Data rows:
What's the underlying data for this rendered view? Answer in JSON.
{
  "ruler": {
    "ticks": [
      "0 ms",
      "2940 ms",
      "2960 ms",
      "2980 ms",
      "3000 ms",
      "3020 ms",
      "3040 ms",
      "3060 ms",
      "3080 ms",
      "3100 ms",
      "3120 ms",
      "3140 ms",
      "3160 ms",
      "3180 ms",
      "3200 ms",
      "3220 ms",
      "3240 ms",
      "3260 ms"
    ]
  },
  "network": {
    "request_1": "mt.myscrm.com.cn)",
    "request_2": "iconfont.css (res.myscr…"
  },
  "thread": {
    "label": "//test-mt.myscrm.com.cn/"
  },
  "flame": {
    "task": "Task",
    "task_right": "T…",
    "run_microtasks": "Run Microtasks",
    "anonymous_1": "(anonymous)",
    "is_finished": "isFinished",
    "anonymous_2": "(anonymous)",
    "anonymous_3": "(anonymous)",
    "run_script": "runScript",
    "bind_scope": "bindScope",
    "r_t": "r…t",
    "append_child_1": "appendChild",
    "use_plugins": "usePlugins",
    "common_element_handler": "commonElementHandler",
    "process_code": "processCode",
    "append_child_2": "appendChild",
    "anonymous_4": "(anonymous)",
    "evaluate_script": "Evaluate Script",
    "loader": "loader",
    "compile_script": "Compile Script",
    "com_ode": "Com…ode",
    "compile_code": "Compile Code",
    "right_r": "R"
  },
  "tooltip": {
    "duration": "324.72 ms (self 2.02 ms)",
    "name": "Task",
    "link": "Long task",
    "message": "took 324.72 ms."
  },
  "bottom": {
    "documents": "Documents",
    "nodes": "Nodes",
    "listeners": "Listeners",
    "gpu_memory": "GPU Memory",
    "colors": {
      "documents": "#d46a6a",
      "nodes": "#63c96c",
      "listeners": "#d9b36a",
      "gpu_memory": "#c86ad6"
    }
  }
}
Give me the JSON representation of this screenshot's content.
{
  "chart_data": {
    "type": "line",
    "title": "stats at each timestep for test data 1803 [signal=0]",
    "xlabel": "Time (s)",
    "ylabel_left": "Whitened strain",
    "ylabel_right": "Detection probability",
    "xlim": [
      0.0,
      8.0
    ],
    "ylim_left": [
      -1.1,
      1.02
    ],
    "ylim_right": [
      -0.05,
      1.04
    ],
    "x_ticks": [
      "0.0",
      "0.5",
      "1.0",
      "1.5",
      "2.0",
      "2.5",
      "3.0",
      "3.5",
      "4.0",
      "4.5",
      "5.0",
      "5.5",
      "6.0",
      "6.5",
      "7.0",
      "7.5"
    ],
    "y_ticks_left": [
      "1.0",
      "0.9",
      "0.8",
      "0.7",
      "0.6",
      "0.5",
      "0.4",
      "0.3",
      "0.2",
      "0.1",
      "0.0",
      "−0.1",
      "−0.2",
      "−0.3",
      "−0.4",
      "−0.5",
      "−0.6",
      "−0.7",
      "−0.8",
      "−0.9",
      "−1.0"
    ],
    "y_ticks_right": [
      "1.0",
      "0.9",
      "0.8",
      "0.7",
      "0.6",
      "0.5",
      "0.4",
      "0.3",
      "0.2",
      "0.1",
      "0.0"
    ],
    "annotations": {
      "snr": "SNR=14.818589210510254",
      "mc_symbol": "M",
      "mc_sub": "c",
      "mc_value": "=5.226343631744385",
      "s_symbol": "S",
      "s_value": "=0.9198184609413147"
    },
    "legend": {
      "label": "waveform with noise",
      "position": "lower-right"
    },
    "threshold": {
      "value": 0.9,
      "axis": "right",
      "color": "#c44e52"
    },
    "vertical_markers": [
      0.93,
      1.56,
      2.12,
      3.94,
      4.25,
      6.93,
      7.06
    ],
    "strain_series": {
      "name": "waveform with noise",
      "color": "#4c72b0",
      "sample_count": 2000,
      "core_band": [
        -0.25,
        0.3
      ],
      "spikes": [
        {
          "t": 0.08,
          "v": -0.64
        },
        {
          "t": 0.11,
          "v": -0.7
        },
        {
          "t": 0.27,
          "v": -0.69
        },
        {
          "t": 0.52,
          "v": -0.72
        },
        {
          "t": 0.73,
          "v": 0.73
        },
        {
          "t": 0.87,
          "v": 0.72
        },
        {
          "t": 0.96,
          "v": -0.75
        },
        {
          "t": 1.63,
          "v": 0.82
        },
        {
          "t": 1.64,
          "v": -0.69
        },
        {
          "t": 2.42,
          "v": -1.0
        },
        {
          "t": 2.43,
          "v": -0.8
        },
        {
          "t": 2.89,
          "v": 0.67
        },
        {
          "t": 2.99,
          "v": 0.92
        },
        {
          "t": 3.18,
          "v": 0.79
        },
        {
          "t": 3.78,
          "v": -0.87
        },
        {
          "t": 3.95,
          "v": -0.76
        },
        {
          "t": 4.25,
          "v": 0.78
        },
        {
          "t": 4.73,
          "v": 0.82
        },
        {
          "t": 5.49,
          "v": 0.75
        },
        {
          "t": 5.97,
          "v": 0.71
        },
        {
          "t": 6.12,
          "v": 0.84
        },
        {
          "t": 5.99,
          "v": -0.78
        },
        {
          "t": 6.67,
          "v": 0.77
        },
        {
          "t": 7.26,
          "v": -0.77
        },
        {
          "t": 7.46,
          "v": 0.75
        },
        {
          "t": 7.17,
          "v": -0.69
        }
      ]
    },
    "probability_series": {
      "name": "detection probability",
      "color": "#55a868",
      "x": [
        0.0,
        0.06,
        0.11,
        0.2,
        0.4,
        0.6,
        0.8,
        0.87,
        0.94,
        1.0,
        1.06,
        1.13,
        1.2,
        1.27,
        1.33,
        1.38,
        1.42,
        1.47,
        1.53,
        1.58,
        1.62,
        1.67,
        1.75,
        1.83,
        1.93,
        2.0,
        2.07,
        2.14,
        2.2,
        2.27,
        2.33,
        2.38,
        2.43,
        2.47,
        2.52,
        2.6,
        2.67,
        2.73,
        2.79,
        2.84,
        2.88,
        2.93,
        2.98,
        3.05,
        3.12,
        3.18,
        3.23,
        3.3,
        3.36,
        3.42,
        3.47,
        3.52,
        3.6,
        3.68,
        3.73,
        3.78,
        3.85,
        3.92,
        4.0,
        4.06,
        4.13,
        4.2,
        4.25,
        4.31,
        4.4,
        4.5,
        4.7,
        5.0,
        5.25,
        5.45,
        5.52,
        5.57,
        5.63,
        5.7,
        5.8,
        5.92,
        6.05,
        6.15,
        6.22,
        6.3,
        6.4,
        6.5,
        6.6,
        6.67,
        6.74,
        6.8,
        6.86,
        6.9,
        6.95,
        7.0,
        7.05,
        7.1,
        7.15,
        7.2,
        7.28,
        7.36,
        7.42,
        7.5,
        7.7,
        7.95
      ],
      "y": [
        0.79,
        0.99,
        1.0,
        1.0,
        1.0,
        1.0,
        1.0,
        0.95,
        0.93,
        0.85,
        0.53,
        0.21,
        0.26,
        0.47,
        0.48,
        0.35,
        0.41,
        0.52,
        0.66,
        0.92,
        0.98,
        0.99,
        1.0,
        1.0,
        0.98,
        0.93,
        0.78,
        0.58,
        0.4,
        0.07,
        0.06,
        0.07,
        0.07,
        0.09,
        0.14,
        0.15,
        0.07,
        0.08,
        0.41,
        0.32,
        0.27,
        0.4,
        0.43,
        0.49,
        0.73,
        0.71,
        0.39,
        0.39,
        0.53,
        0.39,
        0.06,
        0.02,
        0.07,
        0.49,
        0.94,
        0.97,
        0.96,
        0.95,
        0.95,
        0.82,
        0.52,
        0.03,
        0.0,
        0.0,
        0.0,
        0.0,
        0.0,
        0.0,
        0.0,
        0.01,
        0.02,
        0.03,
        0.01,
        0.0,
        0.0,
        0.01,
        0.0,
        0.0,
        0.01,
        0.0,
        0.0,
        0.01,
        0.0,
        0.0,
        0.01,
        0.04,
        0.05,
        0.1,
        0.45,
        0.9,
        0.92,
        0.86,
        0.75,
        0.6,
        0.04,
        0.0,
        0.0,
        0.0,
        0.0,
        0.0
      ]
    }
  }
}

Exercise objective: Above are the records; copy every line in them that holds the word "name".

Complete response:
    "name": "Task",
      "name": "waveform with noise",
      "name": "detection probability",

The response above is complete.